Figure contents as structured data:
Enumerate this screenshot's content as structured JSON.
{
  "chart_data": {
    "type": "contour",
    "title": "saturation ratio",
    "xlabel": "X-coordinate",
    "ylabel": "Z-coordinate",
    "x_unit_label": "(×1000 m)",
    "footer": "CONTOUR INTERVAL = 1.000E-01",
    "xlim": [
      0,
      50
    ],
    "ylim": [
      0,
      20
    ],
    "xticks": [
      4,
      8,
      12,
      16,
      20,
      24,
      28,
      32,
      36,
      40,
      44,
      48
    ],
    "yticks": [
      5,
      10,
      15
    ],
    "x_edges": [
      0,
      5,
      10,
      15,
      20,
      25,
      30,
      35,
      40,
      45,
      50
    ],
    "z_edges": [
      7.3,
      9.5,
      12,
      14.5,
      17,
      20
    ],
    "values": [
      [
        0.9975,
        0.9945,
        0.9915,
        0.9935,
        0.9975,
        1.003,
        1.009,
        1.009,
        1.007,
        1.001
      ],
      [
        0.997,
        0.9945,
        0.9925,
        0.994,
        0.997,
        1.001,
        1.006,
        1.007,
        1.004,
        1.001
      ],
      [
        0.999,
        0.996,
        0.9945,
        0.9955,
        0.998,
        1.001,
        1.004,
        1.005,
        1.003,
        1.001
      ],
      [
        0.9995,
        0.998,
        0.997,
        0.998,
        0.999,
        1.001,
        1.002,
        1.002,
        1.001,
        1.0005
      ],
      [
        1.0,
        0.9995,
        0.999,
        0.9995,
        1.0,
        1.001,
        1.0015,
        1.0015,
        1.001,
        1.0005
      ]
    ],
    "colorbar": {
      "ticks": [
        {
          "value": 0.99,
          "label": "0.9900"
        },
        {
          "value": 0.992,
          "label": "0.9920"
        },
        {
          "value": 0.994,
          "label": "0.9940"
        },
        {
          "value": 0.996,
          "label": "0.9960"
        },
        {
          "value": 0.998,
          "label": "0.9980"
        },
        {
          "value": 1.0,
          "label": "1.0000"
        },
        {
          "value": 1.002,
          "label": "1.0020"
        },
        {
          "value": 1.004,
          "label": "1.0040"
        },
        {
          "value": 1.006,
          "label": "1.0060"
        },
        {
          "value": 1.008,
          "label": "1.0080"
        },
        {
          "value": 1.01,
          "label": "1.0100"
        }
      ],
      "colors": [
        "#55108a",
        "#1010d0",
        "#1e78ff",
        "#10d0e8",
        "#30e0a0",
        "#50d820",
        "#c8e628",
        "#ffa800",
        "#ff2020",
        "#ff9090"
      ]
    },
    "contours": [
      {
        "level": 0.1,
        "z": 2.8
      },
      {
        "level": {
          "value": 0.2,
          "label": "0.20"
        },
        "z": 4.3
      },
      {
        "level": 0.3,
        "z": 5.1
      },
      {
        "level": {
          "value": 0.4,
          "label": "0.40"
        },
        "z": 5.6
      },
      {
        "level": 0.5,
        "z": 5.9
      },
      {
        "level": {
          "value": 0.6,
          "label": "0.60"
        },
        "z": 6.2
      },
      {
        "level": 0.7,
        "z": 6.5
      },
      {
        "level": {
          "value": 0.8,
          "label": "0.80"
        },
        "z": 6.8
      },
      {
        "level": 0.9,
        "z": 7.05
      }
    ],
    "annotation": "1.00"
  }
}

### WORK TO COMPLETE:
Output all of the data above without any alteration.

### OUTPUT OF THE TASK:
Enumerate this screenshot's content as structured JSON.
{
  "chart_data": {
    "type": "contour",
    "title": "saturation ratio",
    "xlabel": "X-coordinate",
    "ylabel": "Z-coordinate",
    "x_unit_label": "(×1000 m)",
    "footer": "CONTOUR INTERVAL = 1.000E-01",
    "xlim": [
      0,
      50
    ],
    "ylim": [
      0,
      20
    ],
    "xticks": [
      4,
      8,
      12,
      16,
      20,
      24,
      28,
      32,
      36,
      40,
      44,
      48
    ],
    "yticks": [
      5,
      10,
      15
    ],
    "x_edges": [
      0,
      5,
      10,
      15,
      20,
      25,
      30,
      35,
      40,
      45,
      50
    ],
    "z_edges": [
      7.3,
      9.5,
      12,
      14.5,
      17,
      20
    ],
    "values": [
      [
        0.9975,
        0.9945,
        0.9915,
        0.9935,
        0.9975,
        1.003,
        1.009,
        1.009,
        1.007,
        1.001
      ],
      [
        0.997,
        0.9945,
        0.9925,
        0.994,
        0.997,
        1.001,
        1.006,
        1.007,
        1.004,
        1.001
      ],
      [
        0.999,
        0.996,
        0.9945,
        0.9955,
        0.998,
        1.001,
        1.004,
        1.005,
        1.003,
        1.001
      ],
      [
        0.9995,
        0.998,
        0.997,
        0.998,
        0.999,
        1.001,
        1.002,
        1.002,
        1.001,
        1.0005
      ],
      [
        1.0,
        0.9995,
        0.999,
        0.9995,
        1.0,
        1.001,
        1.0015,
        1.0015,
        1.001,
        1.0005
      ]
    ],
    "colorbar": {
      "ticks": [
        {
          "value": 0.99,
          "label": "0.9900"
        },
        {
          "value": 0.992,
          "label": "0.9920"
        },
        {
          "value": 0.994,
          "label": "0.9940"
        },
        {
          "value": 0.996,
          "label": "0.9960"
        },
        {
          "value": 0.998,
          "label": "0.9980"
        },
        {
          "value": 1.0,
          "label": "1.0000"
        },
        {
          "value": 1.002,
          "label": "1.0020"
        },
        {
          "value": 1.004,
          "label": "1.0040"
        },
        {
          "value": 1.006,
          "label": "1.0060"
        },
        {
          "value": 1.008,
          "label": "1.0080"
        },
        {
          "value": 1.01,
          "label": "1.0100"
        }
      ],
      "colors": [
        "#55108a",
        "#1010d0",
        "#1e78ff",
        "#10d0e8",
        "#30e0a0",
        "#50d820",
        "#c8e628",
        "#ffa800",
        "#ff2020",
        "#ff9090"
      ]
    },
    "contours": [
      {
        "level": 0.1,
        "z": 2.8
      },
      {
        "level": {
          "value": 0.2,
          "label": "0.20"
        },
        "z": 4.3
      },
      {
        "level": 0.3,
        "z": 5.1
      },
      {
        "level": {
          "value": 0.4,
          "label": "0.40"
        },
        "z": 5.6
      },
      {
        "level": 0.5,
        "z": 5.9
      },
      {
        "level": {
          "value": 0.6,
          "label": "0.60"
        },
        "z": 6.2
      },
      {
        "level": 0.7,
        "z": 6.5
      },
      {
        "level": {
          "value": 0.8,
          "label": "0.80"
        },
        "z": 6.8
      },
      {
        "level": 0.9,
        "z": 7.05
      }
    ],
    "annotation": "1.00"
  }
}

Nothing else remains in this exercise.